[Collected data]
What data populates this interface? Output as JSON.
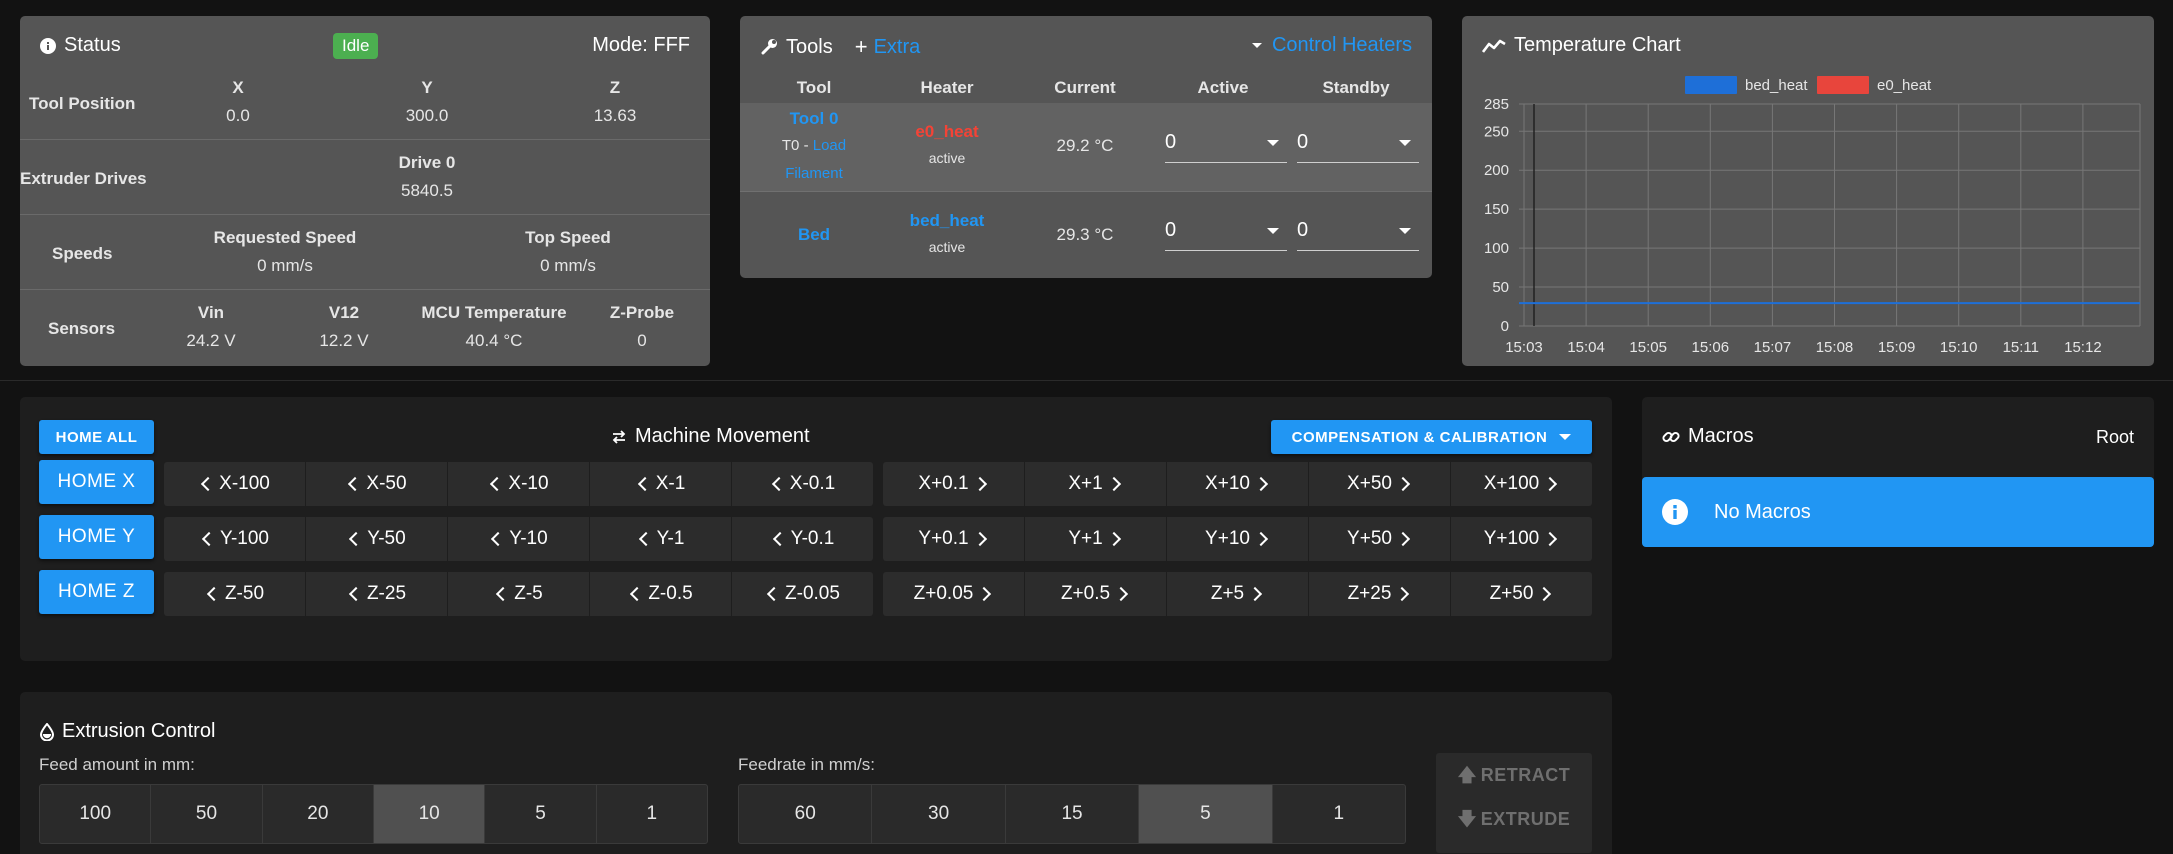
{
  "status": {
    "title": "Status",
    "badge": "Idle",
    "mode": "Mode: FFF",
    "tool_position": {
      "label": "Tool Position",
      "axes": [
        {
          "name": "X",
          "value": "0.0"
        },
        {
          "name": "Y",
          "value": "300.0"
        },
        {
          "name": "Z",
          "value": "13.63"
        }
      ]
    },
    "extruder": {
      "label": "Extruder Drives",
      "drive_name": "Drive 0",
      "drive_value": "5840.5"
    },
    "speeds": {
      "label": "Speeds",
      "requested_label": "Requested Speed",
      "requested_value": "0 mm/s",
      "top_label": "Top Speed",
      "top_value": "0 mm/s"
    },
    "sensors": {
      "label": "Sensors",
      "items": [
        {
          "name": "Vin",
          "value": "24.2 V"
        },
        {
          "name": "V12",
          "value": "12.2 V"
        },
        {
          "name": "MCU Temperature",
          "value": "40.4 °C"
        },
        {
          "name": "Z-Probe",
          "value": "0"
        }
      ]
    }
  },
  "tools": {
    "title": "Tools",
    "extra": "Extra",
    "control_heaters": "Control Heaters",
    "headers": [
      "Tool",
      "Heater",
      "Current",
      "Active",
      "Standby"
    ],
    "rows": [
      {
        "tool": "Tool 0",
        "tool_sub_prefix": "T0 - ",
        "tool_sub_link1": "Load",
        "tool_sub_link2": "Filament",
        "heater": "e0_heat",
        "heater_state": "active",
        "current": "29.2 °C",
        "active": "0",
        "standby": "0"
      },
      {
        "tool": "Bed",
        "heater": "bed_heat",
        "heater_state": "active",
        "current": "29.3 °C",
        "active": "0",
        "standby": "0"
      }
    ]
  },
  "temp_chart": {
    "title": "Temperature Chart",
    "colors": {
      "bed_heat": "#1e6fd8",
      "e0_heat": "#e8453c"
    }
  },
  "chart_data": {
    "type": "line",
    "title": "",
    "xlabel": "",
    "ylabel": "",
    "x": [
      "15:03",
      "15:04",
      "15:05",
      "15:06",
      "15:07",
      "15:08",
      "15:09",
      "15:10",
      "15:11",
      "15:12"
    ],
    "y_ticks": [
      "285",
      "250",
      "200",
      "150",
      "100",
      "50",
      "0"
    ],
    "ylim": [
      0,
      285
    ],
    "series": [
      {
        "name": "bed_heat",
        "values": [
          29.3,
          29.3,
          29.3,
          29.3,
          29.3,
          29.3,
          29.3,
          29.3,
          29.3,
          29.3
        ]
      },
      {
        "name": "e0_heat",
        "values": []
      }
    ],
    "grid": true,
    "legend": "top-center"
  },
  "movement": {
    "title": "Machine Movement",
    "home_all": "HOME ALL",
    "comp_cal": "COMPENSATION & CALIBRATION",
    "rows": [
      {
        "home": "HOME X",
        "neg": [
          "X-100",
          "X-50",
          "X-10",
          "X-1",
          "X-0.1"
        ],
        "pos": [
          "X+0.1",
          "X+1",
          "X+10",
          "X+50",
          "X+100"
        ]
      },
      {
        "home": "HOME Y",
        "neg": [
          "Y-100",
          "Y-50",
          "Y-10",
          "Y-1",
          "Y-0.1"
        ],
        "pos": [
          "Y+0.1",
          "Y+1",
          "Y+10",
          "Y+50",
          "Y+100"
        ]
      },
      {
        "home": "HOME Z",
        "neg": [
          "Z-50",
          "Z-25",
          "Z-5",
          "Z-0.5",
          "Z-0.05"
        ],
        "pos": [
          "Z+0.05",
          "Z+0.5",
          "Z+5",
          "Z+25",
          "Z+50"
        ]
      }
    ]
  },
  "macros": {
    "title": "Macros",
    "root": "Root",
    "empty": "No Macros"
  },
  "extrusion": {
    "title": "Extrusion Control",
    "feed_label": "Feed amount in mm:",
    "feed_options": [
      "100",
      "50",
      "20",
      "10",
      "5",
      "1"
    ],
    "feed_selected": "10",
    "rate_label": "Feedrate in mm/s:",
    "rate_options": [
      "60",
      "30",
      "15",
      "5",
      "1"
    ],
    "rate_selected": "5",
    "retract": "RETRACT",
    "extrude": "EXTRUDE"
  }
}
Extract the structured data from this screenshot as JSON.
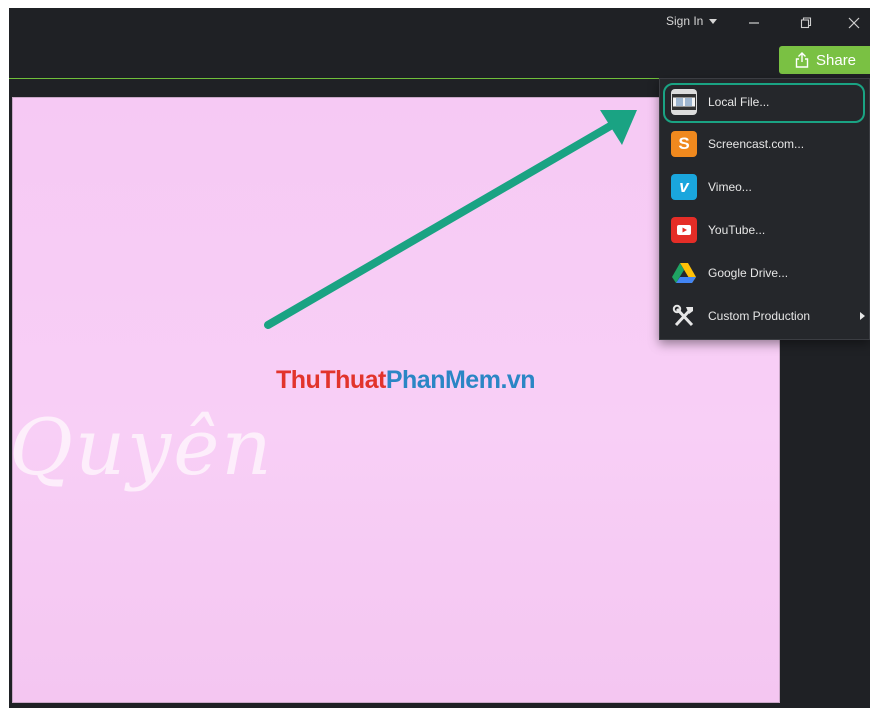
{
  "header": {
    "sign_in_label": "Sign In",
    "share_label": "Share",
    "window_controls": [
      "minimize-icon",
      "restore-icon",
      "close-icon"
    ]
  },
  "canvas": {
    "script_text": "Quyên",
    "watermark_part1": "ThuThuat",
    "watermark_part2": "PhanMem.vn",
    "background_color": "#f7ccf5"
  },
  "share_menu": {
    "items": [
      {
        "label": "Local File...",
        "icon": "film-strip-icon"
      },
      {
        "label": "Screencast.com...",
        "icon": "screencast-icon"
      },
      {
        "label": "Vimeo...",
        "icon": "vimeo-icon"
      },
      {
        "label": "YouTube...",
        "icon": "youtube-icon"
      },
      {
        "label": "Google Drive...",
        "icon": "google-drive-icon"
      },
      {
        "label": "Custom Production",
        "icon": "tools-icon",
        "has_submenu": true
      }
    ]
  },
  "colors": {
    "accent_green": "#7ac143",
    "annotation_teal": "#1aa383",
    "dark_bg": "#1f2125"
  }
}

= What you should do =
Repeat the material above verbatim, with no pictures in the output.

= Solution to this exercise =
What data populates this interface? Output as JSON.
{
  "status": {
    "title": "Status",
    "badge": "Idle",
    "mode": "Mode: FFF",
    "tool_position": {
      "label": "Tool Position",
      "axes": [
        {
          "name": "X",
          "value": "0.0"
        },
        {
          "name": "Y",
          "value": "300.0"
        },
        {
          "name": "Z",
          "value": "13.63"
        }
      ]
    },
    "extruder": {
      "label": "Extruder Drives",
      "drive_name": "Drive 0",
      "drive_value": "5840.5"
    },
    "speeds": {
      "label": "Speeds",
      "requested_label": "Requested Speed",
      "requested_value": "0 mm/s",
      "top_label": "Top Speed",
      "top_value": "0 mm/s"
    },
    "sensors": {
      "label": "Sensors",
      "items": [
        {
          "name": "Vin",
          "value": "24.2 V"
        },
        {
          "name": "V12",
          "value": "12.2 V"
        },
        {
          "name": "MCU Temperature",
          "value": "40.4 °C"
        },
        {
          "name": "Z-Probe",
          "value": "0"
        }
      ]
    }
  },
  "tools": {
    "title": "Tools",
    "extra": "Extra",
    "control_heaters": "Control Heaters",
    "headers": [
      "Tool",
      "Heater",
      "Current",
      "Active",
      "Standby"
    ],
    "rows": [
      {
        "tool": "Tool 0",
        "tool_sub_prefix": "T0 - ",
        "tool_sub_link1": "Load",
        "tool_sub_link2": "Filament",
        "heater": "e0_heat",
        "heater_state": "active",
        "current": "29.2 °C",
        "active": "0",
        "standby": "0"
      },
      {
        "tool": "Bed",
        "heater": "bed_heat",
        "heater_state": "active",
        "current": "29.3 °C",
        "active": "0",
        "standby": "0"
      }
    ]
  },
  "temp_chart": {
    "title": "Temperature Chart",
    "colors": {
      "bed_heat": "#1e6fd8",
      "e0_heat": "#e8453c"
    }
  },
  "chart_data": {
    "type": "line",
    "title": "",
    "xlabel": "",
    "ylabel": "",
    "x": [
      "15:03",
      "15:04",
      "15:05",
      "15:06",
      "15:07",
      "15:08",
      "15:09",
      "15:10",
      "15:11",
      "15:12"
    ],
    "y_ticks": [
      "285",
      "250",
      "200",
      "150",
      "100",
      "50",
      "0"
    ],
    "ylim": [
      0,
      285
    ],
    "series": [
      {
        "name": "bed_heat",
        "values": [
          29.3,
          29.3,
          29.3,
          29.3,
          29.3,
          29.3,
          29.3,
          29.3,
          29.3,
          29.3
        ]
      },
      {
        "name": "e0_heat",
        "values": []
      }
    ],
    "grid": true,
    "legend": "top-center"
  },
  "movement": {
    "title": "Machine Movement",
    "home_all": "HOME ALL",
    "comp_cal": "COMPENSATION & CALIBRATION",
    "rows": [
      {
        "home": "HOME X",
        "neg": [
          "X-100",
          "X-50",
          "X-10",
          "X-1",
          "X-0.1"
        ],
        "pos": [
          "X+0.1",
          "X+1",
          "X+10",
          "X+50",
          "X+100"
        ]
      },
      {
        "home": "HOME Y",
        "neg": [
          "Y-100",
          "Y-50",
          "Y-10",
          "Y-1",
          "Y-0.1"
        ],
        "pos": [
          "Y+0.1",
          "Y+1",
          "Y+10",
          "Y+50",
          "Y+100"
        ]
      },
      {
        "home": "HOME Z",
        "neg": [
          "Z-50",
          "Z-25",
          "Z-5",
          "Z-0.5",
          "Z-0.05"
        ],
        "pos": [
          "Z+0.05",
          "Z+0.5",
          "Z+5",
          "Z+25",
          "Z+50"
        ]
      }
    ]
  },
  "macros": {
    "title": "Macros",
    "root": "Root",
    "empty": "No Macros"
  },
  "extrusion": {
    "title": "Extrusion Control",
    "feed_label": "Feed amount in mm:",
    "feed_options": [
      "100",
      "50",
      "20",
      "10",
      "5",
      "1"
    ],
    "feed_selected": "10",
    "rate_label": "Feedrate in mm/s:",
    "rate_options": [
      "60",
      "30",
      "15",
      "5",
      "1"
    ],
    "rate_selected": "5",
    "retract": "RETRACT",
    "extrude": "EXTRUDE"
  }
}
Extract the structured data from this screenshot as JSON.
{
  "header": {
    "sign_in_label": "Sign In",
    "share_label": "Share",
    "window_controls": [
      "minimize-icon",
      "restore-icon",
      "close-icon"
    ]
  },
  "canvas": {
    "script_text": "Quyên",
    "watermark_part1": "ThuThuat",
    "watermark_part2": "PhanMem.vn",
    "background_color": "#f7ccf5"
  },
  "share_menu": {
    "items": [
      {
        "label": "Local File...",
        "icon": "film-strip-icon"
      },
      {
        "label": "Screencast.com...",
        "icon": "screencast-icon"
      },
      {
        "label": "Vimeo...",
        "icon": "vimeo-icon"
      },
      {
        "label": "YouTube...",
        "icon": "youtube-icon"
      },
      {
        "label": "Google Drive...",
        "icon": "google-drive-icon"
      },
      {
        "label": "Custom Production",
        "icon": "tools-icon",
        "has_submenu": true
      }
    ]
  },
  "colors": {
    "accent_green": "#7ac143",
    "annotation_teal": "#1aa383",
    "dark_bg": "#1f2125"
  }
}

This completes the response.